> Job
Present the data once more in exactly its original form.

> Listing

++++

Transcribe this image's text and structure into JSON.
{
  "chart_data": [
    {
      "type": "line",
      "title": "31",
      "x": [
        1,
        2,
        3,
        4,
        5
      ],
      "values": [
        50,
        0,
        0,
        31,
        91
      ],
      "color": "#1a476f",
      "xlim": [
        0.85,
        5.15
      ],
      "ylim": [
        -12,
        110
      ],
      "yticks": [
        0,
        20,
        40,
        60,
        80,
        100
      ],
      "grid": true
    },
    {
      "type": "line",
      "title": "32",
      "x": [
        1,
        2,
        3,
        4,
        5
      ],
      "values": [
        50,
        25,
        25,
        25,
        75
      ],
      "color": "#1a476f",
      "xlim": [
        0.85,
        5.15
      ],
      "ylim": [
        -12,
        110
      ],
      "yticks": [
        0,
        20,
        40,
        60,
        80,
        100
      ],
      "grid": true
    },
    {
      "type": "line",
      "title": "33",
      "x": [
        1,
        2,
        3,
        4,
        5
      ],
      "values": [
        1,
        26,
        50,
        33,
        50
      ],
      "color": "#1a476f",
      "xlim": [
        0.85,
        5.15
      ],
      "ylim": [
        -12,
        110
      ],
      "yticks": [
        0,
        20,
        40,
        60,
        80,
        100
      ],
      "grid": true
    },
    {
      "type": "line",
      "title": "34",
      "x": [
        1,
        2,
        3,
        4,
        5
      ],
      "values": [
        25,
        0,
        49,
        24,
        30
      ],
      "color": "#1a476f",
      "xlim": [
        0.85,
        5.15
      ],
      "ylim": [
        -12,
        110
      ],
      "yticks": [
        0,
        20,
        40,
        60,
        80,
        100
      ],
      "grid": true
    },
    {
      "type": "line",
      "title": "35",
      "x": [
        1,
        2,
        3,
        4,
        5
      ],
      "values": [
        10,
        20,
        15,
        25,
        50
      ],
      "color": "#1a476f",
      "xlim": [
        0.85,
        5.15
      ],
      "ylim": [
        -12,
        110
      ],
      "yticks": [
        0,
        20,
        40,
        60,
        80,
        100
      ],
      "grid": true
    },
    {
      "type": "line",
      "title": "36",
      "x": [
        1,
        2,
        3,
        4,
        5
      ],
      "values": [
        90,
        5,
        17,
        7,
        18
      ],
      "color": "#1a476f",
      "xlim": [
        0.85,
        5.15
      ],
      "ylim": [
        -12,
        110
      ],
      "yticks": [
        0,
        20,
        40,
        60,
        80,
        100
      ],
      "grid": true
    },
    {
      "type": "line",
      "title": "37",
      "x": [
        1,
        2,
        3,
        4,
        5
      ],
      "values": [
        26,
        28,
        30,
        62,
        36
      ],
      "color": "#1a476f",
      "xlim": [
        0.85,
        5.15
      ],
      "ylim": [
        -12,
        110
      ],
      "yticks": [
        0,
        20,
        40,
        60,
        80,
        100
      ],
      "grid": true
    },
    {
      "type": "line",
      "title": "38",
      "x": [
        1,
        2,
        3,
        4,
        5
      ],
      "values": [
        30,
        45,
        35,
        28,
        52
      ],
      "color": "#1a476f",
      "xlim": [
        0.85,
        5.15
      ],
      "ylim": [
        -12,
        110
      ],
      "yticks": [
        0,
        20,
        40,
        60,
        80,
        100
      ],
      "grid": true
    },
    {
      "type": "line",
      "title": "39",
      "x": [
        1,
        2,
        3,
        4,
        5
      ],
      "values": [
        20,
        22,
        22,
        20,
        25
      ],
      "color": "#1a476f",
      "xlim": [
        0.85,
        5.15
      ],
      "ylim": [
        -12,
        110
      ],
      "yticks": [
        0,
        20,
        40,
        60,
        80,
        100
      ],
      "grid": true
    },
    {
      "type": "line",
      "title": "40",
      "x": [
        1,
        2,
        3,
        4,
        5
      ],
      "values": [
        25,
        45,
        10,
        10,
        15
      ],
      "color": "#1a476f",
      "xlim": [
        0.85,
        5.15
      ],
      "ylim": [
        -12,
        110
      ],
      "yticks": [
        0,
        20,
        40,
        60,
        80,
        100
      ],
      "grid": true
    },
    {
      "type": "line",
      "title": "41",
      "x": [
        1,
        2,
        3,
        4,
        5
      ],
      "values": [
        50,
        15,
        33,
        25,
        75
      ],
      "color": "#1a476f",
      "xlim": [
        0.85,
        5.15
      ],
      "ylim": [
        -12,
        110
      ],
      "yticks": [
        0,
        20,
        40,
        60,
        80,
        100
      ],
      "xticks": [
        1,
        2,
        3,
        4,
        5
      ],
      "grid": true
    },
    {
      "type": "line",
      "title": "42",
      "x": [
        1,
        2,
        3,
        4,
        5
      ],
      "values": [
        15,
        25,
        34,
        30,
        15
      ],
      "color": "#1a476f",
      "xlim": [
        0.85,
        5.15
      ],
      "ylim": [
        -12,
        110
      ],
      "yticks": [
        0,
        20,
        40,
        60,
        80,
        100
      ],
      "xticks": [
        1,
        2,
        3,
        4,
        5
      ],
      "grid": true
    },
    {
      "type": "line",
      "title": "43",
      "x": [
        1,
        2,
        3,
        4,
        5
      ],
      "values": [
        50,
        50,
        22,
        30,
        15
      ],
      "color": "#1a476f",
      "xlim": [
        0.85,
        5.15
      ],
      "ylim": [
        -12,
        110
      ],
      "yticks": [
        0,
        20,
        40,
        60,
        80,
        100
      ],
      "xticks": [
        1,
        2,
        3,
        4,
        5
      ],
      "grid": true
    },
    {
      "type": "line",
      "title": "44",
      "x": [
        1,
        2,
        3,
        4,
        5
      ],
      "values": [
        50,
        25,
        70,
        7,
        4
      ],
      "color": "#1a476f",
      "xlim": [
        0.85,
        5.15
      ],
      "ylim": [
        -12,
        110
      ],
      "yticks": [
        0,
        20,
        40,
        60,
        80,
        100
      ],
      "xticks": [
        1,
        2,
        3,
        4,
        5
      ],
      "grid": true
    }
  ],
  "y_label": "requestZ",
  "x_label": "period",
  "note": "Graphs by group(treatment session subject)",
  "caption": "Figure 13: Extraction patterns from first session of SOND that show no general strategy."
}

++++

> Answer to the problem
Transcribe this image's text and structure into JSON.
{
  "chart_data": [
    {
      "type": "line",
      "title": "31",
      "x": [
        1,
        2,
        3,
        4,
        5
      ],
      "values": [
        50,
        0,
        0,
        31,
        91
      ],
      "color": "#1a476f",
      "xlim": [
        0.85,
        5.15
      ],
      "ylim": [
        -12,
        110
      ],
      "yticks": [
        0,
        20,
        40,
        60,
        80,
        100
      ],
      "grid": true
    },
    {
      "type": "line",
      "title": "32",
      "x": [
        1,
        2,
        3,
        4,
        5
      ],
      "values": [
        50,
        25,
        25,
        25,
        75
      ],
      "color": "#1a476f",
      "xlim": [
        0.85,
        5.15
      ],
      "ylim": [
        -12,
        110
      ],
      "yticks": [
        0,
        20,
        40,
        60,
        80,
        100
      ],
      "grid": true
    },
    {
      "type": "line",
      "title": "33",
      "x": [
        1,
        2,
        3,
        4,
        5
      ],
      "values": [
        1,
        26,
        50,
        33,
        50
      ],
      "color": "#1a476f",
      "xlim": [
        0.85,
        5.15
      ],
      "ylim": [
        -12,
        110
      ],
      "yticks": [
        0,
        20,
        40,
        60,
        80,
        100
      ],
      "grid": true
    },
    {
      "type": "line",
      "title": "34",
      "x": [
        1,
        2,
        3,
        4,
        5
      ],
      "values": [
        25,
        0,
        49,
        24,
        30
      ],
      "color": "#1a476f",
      "xlim": [
        0.85,
        5.15
      ],
      "ylim": [
        -12,
        110
      ],
      "yticks": [
        0,
        20,
        40,
        60,
        80,
        100
      ],
      "grid": true
    },
    {
      "type": "line",
      "title": "35",
      "x": [
        1,
        2,
        3,
        4,
        5
      ],
      "values": [
        10,
        20,
        15,
        25,
        50
      ],
      "color": "#1a476f",
      "xlim": [
        0.85,
        5.15
      ],
      "ylim": [
        -12,
        110
      ],
      "yticks": [
        0,
        20,
        40,
        60,
        80,
        100
      ],
      "grid": true
    },
    {
      "type": "line",
      "title": "36",
      "x": [
        1,
        2,
        3,
        4,
        5
      ],
      "values": [
        90,
        5,
        17,
        7,
        18
      ],
      "color": "#1a476f",
      "xlim": [
        0.85,
        5.15
      ],
      "ylim": [
        -12,
        110
      ],
      "yticks": [
        0,
        20,
        40,
        60,
        80,
        100
      ],
      "grid": true
    },
    {
      "type": "line",
      "title": "37",
      "x": [
        1,
        2,
        3,
        4,
        5
      ],
      "values": [
        26,
        28,
        30,
        62,
        36
      ],
      "color": "#1a476f",
      "xlim": [
        0.85,
        5.15
      ],
      "ylim": [
        -12,
        110
      ],
      "yticks": [
        0,
        20,
        40,
        60,
        80,
        100
      ],
      "grid": true
    },
    {
      "type": "line",
      "title": "38",
      "x": [
        1,
        2,
        3,
        4,
        5
      ],
      "values": [
        30,
        45,
        35,
        28,
        52
      ],
      "color": "#1a476f",
      "xlim": [
        0.85,
        5.15
      ],
      "ylim": [
        -12,
        110
      ],
      "yticks": [
        0,
        20,
        40,
        60,
        80,
        100
      ],
      "grid": true
    },
    {
      "type": "line",
      "title": "39",
      "x": [
        1,
        2,
        3,
        4,
        5
      ],
      "values": [
        20,
        22,
        22,
        20,
        25
      ],
      "color": "#1a476f",
      "xlim": [
        0.85,
        5.15
      ],
      "ylim": [
        -12,
        110
      ],
      "yticks": [
        0,
        20,
        40,
        60,
        80,
        100
      ],
      "grid": true
    },
    {
      "type": "line",
      "title": "40",
      "x": [
        1,
        2,
        3,
        4,
        5
      ],
      "values": [
        25,
        45,
        10,
        10,
        15
      ],
      "color": "#1a476f",
      "xlim": [
        0.85,
        5.15
      ],
      "ylim": [
        -12,
        110
      ],
      "yticks": [
        0,
        20,
        40,
        60,
        80,
        100
      ],
      "grid": true
    },
    {
      "type": "line",
      "title": "41",
      "x": [
        1,
        2,
        3,
        4,
        5
      ],
      "values": [
        50,
        15,
        33,
        25,
        75
      ],
      "color": "#1a476f",
      "xlim": [
        0.85,
        5.15
      ],
      "ylim": [
        -12,
        110
      ],
      "yticks": [
        0,
        20,
        40,
        60,
        80,
        100
      ],
      "xticks": [
        1,
        2,
        3,
        4,
        5
      ],
      "grid": true
    },
    {
      "type": "line",
      "title": "42",
      "x": [
        1,
        2,
        3,
        4,
        5
      ],
      "values": [
        15,
        25,
        34,
        30,
        15
      ],
      "color": "#1a476f",
      "xlim": [
        0.85,
        5.15
      ],
      "ylim": [
        -12,
        110
      ],
      "yticks": [
        0,
        20,
        40,
        60,
        80,
        100
      ],
      "xticks": [
        1,
        2,
        3,
        4,
        5
      ],
      "grid": true
    },
    {
      "type": "line",
      "title": "43",
      "x": [
        1,
        2,
        3,
        4,
        5
      ],
      "values": [
        50,
        50,
        22,
        30,
        15
      ],
      "color": "#1a476f",
      "xlim": [
        0.85,
        5.15
      ],
      "ylim": [
        -12,
        110
      ],
      "yticks": [
        0,
        20,
        40,
        60,
        80,
        100
      ],
      "xticks": [
        1,
        2,
        3,
        4,
        5
      ],
      "grid": true
    },
    {
      "type": "line",
      "title": "44",
      "x": [
        1,
        2,
        3,
        4,
        5
      ],
      "values": [
        50,
        25,
        70,
        7,
        4
      ],
      "color": "#1a476f",
      "xlim": [
        0.85,
        5.15
      ],
      "ylim": [
        -12,
        110
      ],
      "yticks": [
        0,
        20,
        40,
        60,
        80,
        100
      ],
      "xticks": [
        1,
        2,
        3,
        4,
        5
      ],
      "grid": true
    }
  ],
  "y_label": "requestZ",
  "x_label": "period",
  "note": "Graphs by group(treatment session subject)",
  "caption": "Figure 13: Extraction patterns from first session of SOND that show no general strategy."
}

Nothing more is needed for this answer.